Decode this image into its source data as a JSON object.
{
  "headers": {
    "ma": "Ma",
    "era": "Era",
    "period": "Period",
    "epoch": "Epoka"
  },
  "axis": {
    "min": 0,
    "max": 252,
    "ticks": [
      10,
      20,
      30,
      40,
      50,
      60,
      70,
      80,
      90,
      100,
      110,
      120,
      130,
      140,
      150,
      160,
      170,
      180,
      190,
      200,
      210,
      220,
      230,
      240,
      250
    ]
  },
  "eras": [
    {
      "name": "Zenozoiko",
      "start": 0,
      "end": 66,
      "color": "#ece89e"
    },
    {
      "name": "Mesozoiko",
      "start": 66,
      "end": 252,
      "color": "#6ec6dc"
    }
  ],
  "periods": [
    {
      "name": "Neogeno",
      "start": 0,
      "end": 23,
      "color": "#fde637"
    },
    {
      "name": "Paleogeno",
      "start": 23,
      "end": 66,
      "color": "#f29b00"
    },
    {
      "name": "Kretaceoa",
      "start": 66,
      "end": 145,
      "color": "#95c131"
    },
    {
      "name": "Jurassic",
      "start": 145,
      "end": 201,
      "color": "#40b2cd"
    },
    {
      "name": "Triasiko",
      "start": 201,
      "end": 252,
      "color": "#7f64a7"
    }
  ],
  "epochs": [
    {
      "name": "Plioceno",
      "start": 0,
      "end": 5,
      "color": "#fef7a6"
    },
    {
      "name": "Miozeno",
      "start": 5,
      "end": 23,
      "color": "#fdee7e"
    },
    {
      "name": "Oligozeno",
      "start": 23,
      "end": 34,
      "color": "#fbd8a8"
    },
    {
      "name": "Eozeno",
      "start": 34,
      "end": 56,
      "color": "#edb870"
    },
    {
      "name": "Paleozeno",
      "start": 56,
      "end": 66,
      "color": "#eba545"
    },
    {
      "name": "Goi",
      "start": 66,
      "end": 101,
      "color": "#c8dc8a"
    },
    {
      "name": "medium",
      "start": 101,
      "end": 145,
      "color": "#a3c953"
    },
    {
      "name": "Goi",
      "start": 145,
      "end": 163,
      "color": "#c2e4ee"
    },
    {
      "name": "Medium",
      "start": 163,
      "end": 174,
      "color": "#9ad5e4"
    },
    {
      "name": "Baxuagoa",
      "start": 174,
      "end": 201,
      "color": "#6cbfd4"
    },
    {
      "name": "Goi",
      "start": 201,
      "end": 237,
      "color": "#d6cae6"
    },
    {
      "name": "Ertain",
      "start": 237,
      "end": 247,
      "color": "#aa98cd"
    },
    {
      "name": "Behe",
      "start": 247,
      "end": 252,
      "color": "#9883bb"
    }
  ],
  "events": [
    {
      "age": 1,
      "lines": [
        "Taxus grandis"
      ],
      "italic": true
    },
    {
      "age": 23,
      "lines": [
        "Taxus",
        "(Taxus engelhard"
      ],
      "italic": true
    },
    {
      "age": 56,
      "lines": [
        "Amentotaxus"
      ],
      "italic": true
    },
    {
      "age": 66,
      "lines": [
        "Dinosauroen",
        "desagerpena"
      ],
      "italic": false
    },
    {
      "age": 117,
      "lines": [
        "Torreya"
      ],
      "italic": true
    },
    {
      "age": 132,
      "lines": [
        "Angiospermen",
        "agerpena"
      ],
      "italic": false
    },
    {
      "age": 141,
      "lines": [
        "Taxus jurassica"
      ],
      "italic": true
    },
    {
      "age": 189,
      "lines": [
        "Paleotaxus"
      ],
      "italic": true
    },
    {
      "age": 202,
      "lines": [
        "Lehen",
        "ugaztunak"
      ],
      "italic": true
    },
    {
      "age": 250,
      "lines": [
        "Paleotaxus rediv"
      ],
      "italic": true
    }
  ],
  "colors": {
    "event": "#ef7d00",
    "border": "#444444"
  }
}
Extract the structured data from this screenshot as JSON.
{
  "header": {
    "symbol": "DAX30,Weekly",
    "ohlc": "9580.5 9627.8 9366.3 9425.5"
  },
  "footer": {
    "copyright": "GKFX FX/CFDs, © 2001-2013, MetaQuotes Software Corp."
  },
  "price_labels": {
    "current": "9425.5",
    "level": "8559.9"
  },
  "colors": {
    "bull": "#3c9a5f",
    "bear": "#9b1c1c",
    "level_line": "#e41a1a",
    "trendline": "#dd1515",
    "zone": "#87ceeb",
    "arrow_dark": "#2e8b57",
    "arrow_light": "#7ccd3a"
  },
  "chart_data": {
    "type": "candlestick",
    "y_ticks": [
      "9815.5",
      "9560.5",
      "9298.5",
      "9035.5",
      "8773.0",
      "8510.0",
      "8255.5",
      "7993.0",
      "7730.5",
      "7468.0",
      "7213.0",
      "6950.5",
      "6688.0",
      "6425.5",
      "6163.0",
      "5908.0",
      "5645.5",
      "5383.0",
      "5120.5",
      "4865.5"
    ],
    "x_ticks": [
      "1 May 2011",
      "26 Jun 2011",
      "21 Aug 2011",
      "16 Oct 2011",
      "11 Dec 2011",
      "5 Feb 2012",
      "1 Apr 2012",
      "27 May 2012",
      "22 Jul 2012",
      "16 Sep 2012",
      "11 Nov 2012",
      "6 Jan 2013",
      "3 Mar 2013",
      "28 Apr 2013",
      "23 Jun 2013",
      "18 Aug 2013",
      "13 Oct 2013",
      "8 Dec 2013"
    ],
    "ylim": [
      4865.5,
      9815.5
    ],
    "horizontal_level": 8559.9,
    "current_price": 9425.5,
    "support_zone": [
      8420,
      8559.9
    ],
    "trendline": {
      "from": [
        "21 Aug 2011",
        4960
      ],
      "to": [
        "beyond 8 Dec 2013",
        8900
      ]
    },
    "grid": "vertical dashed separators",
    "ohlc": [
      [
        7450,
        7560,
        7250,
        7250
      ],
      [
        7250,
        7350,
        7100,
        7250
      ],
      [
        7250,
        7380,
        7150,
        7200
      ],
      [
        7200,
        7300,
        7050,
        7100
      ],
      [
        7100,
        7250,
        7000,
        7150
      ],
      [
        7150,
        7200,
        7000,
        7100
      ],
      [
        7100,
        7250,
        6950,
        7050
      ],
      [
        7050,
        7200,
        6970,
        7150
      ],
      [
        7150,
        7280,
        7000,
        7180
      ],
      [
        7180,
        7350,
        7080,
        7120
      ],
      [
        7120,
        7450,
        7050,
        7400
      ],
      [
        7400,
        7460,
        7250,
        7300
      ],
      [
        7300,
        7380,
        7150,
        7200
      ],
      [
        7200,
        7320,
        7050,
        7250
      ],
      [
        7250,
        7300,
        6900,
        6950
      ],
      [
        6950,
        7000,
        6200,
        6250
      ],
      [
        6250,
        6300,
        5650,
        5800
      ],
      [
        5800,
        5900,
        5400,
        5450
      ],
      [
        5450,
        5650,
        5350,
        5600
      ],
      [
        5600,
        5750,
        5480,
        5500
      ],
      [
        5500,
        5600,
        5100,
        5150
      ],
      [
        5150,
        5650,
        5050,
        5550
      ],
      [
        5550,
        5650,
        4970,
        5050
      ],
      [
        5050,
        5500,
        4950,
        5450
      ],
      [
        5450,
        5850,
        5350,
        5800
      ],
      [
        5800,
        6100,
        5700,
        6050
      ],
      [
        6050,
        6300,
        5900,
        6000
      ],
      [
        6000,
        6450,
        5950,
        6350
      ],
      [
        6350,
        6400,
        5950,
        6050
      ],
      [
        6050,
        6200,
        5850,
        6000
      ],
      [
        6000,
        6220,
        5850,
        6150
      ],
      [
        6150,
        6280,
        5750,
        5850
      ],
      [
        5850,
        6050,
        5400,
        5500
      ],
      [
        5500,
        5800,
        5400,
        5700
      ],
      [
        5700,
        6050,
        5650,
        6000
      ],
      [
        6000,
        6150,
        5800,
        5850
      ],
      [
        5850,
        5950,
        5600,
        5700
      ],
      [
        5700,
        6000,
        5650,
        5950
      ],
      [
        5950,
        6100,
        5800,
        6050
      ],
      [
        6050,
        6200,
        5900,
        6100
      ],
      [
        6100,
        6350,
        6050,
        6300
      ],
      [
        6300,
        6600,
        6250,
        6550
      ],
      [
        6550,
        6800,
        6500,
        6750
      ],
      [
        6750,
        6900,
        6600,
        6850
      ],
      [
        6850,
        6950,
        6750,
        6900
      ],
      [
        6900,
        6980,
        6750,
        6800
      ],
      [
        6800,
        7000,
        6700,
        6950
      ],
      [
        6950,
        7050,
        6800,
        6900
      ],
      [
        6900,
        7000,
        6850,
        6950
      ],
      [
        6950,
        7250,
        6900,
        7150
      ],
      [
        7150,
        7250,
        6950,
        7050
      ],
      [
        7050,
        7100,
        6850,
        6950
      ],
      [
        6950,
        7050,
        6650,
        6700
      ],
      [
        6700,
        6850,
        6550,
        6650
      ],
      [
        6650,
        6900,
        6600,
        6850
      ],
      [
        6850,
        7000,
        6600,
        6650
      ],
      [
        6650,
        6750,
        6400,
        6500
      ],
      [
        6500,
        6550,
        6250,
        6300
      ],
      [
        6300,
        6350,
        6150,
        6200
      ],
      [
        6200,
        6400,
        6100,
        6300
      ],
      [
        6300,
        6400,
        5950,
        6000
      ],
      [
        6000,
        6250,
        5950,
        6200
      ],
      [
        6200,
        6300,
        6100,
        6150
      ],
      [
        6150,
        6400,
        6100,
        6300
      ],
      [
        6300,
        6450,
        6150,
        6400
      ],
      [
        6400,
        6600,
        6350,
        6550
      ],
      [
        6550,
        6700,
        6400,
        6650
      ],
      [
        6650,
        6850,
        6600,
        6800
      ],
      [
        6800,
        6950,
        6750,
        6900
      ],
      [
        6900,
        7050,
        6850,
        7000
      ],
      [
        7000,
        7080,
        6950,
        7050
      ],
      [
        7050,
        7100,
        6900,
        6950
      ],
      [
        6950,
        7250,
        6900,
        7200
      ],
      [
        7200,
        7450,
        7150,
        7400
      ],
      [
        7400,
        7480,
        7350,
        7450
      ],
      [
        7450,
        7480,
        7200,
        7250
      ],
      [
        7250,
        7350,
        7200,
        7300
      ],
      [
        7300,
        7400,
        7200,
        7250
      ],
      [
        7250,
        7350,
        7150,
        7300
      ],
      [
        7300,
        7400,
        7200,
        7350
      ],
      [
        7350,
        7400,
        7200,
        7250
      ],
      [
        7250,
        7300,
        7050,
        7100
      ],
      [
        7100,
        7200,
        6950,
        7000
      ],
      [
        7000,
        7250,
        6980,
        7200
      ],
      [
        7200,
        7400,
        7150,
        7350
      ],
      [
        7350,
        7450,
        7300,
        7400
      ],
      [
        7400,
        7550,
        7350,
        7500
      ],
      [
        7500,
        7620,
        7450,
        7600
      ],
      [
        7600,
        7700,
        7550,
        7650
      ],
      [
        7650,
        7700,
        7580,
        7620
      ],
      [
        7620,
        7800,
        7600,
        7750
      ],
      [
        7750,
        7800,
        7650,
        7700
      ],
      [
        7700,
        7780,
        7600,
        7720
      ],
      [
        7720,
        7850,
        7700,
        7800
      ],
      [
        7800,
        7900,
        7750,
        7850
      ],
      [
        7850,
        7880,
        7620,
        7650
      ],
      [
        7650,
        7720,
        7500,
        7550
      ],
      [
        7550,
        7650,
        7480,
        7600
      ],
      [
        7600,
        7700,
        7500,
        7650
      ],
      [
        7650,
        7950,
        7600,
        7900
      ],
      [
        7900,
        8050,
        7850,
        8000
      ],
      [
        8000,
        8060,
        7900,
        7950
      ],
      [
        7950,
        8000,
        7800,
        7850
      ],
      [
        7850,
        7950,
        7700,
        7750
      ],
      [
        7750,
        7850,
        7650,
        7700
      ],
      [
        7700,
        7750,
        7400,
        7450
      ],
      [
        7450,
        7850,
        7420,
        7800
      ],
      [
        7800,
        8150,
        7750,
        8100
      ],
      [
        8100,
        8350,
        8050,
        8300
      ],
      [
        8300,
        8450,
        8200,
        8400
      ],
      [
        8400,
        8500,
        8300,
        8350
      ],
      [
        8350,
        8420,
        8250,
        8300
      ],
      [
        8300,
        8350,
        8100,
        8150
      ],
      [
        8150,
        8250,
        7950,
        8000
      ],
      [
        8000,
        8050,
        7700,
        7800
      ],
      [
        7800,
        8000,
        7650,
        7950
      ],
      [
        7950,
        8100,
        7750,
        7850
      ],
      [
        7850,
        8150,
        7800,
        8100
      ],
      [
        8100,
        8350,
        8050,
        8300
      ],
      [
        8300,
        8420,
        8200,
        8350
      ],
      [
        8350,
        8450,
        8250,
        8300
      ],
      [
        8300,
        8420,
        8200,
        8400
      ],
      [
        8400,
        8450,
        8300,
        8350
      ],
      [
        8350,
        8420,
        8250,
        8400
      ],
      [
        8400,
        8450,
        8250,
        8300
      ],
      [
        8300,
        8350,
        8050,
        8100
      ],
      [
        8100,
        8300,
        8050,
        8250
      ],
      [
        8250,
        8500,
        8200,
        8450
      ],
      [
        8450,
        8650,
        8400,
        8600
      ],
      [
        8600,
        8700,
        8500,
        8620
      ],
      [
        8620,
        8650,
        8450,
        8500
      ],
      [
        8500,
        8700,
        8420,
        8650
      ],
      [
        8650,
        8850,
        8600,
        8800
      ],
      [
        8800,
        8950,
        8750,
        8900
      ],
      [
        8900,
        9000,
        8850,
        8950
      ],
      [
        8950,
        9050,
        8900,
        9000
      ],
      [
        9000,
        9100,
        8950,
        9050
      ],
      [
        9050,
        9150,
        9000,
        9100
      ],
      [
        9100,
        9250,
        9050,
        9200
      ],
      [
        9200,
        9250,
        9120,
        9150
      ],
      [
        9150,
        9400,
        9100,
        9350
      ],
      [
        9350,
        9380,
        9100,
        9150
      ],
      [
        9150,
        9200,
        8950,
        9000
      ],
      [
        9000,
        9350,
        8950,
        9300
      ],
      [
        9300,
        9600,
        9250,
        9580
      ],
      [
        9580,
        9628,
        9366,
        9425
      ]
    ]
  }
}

● Task directions:
In the records, locate each line holding the string "from" and copy it.

● Task output:
Extract the structured data from this screenshot as JSON.
      "from": [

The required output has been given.